▸ PROBLEM TO WORK ON
Render every entry exactly as it appears.

━━ THE INPUT

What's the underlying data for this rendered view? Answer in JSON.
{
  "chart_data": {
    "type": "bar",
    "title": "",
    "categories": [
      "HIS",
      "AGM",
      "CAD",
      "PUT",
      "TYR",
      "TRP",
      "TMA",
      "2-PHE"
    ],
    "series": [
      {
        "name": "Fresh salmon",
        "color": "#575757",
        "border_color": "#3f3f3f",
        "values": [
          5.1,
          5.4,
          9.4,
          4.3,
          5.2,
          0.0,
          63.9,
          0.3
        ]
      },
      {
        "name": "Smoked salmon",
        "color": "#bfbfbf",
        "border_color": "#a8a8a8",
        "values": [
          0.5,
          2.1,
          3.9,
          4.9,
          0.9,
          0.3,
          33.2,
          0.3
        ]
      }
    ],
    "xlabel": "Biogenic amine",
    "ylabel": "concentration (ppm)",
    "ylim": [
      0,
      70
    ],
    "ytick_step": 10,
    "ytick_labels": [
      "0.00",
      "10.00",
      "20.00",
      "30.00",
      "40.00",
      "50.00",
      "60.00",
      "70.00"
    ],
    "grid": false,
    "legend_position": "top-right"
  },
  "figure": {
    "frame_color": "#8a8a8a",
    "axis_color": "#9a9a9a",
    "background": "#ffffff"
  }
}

━━━━

▸ EXERCISE RESPONSE
What's the underlying data for this rendered view? Answer in JSON.
{
  "chart_data": {
    "type": "bar",
    "title": "",
    "categories": [
      "HIS",
      "AGM",
      "CAD",
      "PUT",
      "TYR",
      "TRP",
      "TMA",
      "2-PHE"
    ],
    "series": [
      {
        "name": "Fresh salmon",
        "color": "#575757",
        "border_color": "#3f3f3f",
        "values": [
          5.1,
          5.4,
          9.4,
          4.3,
          5.2,
          0.0,
          63.9,
          0.3
        ]
      },
      {
        "name": "Smoked salmon",
        "color": "#bfbfbf",
        "border_color": "#a8a8a8",
        "values": [
          0.5,
          2.1,
          3.9,
          4.9,
          0.9,
          0.3,
          33.2,
          0.3
        ]
      }
    ],
    "xlabel": "Biogenic amine",
    "ylabel": "concentration (ppm)",
    "ylim": [
      0,
      70
    ],
    "ytick_step": 10,
    "ytick_labels": [
      "0.00",
      "10.00",
      "20.00",
      "30.00",
      "40.00",
      "50.00",
      "60.00",
      "70.00"
    ],
    "grid": false,
    "legend_position": "top-right"
  },
  "figure": {
    "frame_color": "#8a8a8a",
    "axis_color": "#9a9a9a",
    "background": "#ffffff"
  }
}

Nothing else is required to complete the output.